YOUR GOAL>
Scan the records for the word "text". Return each line where it is found.

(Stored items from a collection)
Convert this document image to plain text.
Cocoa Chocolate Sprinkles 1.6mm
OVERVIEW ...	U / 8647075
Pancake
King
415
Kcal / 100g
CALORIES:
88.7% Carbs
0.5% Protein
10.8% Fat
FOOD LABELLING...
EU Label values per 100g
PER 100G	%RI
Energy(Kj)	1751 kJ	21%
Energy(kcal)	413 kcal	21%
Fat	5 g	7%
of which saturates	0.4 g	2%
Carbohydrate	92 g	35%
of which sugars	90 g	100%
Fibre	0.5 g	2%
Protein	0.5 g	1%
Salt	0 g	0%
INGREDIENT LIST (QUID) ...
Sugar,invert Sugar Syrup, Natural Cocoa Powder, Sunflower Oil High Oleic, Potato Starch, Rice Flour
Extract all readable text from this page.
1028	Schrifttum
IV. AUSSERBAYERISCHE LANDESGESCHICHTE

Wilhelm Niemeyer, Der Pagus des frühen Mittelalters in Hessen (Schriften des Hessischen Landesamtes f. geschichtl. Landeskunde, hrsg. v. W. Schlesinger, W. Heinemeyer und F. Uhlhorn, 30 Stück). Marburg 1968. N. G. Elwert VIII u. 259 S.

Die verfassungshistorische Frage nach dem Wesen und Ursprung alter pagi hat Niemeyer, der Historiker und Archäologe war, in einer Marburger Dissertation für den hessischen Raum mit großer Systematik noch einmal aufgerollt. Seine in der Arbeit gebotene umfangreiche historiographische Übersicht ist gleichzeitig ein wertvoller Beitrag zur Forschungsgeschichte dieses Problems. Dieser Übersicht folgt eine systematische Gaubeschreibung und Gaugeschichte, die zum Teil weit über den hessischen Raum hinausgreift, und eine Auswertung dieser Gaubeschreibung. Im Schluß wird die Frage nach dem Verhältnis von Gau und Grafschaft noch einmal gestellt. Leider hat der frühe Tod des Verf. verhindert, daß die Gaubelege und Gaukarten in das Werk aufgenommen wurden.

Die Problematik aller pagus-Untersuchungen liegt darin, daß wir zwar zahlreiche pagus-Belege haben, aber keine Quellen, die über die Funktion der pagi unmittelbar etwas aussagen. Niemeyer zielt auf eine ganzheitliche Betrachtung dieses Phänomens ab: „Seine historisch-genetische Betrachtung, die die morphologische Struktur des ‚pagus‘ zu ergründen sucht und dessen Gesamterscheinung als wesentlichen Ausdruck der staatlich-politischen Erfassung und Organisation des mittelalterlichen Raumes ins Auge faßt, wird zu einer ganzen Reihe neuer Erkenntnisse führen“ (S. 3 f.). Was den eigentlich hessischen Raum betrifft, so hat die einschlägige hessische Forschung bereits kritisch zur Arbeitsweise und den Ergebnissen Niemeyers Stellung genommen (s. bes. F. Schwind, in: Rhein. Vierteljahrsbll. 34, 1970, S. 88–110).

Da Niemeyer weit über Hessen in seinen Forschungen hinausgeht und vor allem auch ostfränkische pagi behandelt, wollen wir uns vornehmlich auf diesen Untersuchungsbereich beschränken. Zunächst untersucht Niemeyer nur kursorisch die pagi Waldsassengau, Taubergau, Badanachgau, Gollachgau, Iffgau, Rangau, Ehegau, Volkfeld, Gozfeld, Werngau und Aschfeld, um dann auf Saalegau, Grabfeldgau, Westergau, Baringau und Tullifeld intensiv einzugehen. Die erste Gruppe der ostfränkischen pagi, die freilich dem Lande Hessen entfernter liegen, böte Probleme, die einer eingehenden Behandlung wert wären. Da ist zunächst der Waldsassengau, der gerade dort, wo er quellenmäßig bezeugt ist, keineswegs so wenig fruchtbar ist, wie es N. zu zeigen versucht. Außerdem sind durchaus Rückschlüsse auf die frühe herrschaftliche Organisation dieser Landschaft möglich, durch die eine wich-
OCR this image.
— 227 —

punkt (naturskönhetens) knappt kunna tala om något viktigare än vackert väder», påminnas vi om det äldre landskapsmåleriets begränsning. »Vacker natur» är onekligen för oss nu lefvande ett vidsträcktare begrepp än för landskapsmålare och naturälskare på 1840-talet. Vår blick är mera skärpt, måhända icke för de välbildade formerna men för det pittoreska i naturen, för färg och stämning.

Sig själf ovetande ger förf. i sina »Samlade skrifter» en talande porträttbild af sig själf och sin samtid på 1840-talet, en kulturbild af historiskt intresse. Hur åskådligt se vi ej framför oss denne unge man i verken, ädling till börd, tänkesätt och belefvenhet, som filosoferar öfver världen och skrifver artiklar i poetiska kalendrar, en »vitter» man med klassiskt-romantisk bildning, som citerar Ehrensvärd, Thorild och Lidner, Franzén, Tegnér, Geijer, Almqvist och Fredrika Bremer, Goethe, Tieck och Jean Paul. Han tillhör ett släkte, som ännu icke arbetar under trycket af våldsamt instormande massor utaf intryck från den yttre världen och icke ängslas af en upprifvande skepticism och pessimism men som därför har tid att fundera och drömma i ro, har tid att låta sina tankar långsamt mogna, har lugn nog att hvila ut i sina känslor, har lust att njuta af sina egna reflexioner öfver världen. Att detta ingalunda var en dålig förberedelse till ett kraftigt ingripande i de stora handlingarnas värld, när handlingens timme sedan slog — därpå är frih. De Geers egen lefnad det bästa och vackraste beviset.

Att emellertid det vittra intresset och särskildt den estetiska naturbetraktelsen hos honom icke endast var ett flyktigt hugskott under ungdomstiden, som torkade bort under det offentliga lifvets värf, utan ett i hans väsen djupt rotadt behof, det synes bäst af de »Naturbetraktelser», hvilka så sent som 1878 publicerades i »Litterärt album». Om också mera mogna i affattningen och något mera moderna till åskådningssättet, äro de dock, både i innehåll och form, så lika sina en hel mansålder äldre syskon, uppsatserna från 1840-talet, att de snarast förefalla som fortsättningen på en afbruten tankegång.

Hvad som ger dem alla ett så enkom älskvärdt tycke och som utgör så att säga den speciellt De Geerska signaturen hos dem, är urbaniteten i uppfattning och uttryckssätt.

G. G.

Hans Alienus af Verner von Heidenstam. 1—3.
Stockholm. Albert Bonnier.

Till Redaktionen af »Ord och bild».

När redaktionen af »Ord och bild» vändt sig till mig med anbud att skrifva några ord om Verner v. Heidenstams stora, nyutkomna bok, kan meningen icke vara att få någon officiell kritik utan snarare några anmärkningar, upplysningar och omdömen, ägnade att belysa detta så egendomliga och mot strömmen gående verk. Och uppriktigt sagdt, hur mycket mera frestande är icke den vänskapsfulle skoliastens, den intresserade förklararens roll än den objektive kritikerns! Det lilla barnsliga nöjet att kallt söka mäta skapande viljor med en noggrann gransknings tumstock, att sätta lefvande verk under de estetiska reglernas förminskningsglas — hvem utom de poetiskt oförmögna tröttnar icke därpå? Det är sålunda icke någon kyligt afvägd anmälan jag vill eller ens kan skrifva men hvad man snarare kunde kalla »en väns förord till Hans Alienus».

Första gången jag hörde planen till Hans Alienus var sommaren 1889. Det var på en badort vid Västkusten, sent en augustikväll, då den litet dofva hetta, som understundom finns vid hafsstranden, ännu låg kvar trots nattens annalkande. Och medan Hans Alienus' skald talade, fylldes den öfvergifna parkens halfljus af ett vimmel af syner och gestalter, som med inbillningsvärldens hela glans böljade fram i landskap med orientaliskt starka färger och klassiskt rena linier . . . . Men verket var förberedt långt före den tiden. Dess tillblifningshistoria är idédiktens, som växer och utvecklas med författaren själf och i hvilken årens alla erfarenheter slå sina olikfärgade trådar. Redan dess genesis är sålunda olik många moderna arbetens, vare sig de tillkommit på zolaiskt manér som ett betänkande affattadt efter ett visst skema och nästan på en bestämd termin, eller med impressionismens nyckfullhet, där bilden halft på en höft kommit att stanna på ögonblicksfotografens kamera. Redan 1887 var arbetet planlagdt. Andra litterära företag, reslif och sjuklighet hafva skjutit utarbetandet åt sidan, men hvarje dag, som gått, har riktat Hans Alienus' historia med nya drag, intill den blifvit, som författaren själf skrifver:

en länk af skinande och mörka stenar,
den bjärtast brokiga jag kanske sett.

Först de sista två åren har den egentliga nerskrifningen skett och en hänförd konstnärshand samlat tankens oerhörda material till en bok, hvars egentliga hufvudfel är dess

TASK OUTPUT>
Convert this document image to plain text.
Extract all readable text from this page.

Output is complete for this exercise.